# What you have to do:
From the listing below, pull out every line where the string "JSON" appears.

== Dataset records

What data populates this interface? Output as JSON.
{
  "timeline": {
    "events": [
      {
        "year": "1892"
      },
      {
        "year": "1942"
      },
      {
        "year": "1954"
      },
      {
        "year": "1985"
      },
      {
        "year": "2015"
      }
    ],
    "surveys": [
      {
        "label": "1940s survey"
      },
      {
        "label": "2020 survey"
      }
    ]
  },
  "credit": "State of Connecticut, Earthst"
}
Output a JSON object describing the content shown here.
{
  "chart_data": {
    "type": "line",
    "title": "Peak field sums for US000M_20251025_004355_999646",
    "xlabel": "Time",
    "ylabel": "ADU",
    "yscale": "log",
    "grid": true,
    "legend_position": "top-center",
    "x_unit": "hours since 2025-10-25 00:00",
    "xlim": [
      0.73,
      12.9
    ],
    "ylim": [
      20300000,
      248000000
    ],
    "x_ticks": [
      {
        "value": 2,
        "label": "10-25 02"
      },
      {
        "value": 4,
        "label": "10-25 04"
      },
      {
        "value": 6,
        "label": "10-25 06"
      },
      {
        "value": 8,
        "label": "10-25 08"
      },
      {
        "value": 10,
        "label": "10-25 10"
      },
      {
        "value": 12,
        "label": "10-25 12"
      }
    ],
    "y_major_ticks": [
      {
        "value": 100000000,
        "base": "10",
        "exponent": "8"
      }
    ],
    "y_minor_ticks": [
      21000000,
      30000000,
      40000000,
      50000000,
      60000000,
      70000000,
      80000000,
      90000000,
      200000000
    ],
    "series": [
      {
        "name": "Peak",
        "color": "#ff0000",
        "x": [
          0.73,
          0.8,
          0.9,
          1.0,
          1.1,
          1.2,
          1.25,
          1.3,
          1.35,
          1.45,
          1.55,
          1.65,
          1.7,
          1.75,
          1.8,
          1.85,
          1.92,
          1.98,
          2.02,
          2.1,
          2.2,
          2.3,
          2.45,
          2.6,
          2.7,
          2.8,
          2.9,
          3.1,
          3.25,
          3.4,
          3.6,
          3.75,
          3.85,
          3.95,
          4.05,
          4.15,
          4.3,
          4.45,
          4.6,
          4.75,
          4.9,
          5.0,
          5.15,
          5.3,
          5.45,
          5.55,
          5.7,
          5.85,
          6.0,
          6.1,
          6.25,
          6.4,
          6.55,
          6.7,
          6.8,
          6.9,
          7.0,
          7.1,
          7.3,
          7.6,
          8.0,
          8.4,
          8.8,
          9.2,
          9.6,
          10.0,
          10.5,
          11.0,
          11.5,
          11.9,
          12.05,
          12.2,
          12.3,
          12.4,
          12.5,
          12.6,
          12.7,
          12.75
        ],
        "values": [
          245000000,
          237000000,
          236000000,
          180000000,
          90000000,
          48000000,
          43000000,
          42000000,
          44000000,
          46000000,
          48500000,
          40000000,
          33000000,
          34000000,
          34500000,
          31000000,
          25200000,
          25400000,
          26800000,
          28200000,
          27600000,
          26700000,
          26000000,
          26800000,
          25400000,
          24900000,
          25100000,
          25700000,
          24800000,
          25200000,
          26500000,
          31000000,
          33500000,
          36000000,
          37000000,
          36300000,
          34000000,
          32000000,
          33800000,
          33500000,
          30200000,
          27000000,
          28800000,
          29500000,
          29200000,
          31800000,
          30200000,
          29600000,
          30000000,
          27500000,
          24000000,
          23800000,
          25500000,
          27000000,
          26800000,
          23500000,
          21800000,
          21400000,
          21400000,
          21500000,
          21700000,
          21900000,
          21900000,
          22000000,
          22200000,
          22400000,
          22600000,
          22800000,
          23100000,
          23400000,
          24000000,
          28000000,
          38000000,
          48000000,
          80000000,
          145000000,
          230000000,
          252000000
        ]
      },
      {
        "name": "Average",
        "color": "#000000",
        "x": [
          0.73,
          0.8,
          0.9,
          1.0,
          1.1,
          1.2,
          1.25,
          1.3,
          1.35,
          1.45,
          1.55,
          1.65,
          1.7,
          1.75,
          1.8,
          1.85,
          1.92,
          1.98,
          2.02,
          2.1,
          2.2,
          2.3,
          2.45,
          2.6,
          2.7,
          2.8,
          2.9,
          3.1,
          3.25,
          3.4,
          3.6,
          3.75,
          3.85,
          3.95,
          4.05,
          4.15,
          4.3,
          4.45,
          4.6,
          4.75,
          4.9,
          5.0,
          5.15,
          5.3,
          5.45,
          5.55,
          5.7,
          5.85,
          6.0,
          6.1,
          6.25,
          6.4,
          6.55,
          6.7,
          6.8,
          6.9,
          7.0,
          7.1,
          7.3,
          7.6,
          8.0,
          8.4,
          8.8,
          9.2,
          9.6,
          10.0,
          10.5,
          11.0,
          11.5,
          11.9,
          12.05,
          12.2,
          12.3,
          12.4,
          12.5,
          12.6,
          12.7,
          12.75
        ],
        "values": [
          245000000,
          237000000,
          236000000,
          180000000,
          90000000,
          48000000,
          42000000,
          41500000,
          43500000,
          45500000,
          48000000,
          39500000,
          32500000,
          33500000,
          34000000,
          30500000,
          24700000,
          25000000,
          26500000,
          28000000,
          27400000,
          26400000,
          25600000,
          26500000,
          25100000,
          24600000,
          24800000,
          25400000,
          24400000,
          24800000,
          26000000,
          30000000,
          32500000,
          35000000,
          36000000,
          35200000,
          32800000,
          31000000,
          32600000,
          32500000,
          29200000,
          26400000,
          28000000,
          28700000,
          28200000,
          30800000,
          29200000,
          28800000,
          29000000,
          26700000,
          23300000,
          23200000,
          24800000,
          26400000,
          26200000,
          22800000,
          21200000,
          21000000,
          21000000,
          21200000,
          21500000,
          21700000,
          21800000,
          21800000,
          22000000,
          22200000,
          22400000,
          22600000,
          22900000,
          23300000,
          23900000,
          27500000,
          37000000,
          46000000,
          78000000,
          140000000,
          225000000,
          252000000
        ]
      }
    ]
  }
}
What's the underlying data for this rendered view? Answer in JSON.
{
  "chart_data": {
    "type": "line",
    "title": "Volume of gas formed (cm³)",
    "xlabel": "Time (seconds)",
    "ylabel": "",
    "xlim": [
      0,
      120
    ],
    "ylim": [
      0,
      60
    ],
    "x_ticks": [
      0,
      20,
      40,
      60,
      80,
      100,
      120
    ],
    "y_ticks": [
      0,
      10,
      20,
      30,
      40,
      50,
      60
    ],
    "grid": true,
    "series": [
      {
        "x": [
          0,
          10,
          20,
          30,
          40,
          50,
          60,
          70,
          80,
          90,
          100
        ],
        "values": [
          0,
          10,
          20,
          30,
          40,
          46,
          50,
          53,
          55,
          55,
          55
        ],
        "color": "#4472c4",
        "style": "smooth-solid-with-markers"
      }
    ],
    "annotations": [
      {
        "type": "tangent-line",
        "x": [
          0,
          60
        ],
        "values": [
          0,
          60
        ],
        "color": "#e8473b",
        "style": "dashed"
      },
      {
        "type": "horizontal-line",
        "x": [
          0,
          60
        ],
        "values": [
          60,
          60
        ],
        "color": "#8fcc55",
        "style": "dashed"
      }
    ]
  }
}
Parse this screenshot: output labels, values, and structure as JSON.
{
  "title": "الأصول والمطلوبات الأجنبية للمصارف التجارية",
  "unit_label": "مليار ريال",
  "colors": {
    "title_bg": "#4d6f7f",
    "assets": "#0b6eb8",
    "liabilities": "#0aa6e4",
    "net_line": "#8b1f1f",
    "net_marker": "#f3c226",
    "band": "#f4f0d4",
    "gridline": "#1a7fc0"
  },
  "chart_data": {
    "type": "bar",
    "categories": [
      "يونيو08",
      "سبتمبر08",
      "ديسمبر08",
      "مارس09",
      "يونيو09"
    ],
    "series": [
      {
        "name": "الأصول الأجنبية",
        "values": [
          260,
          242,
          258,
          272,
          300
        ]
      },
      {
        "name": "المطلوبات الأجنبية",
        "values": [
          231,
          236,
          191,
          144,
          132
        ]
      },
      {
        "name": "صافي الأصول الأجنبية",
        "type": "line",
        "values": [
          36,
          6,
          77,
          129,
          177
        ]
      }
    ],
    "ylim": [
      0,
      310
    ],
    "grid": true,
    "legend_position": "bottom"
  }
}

====

# Answer below:
What data populates this interface? Output as JSON.
Output a JSON object describing the content shown here.
What's the underlying data for this rendered view? Answer in JSON.
Parse this screenshot: output labels, values, and structure as JSON.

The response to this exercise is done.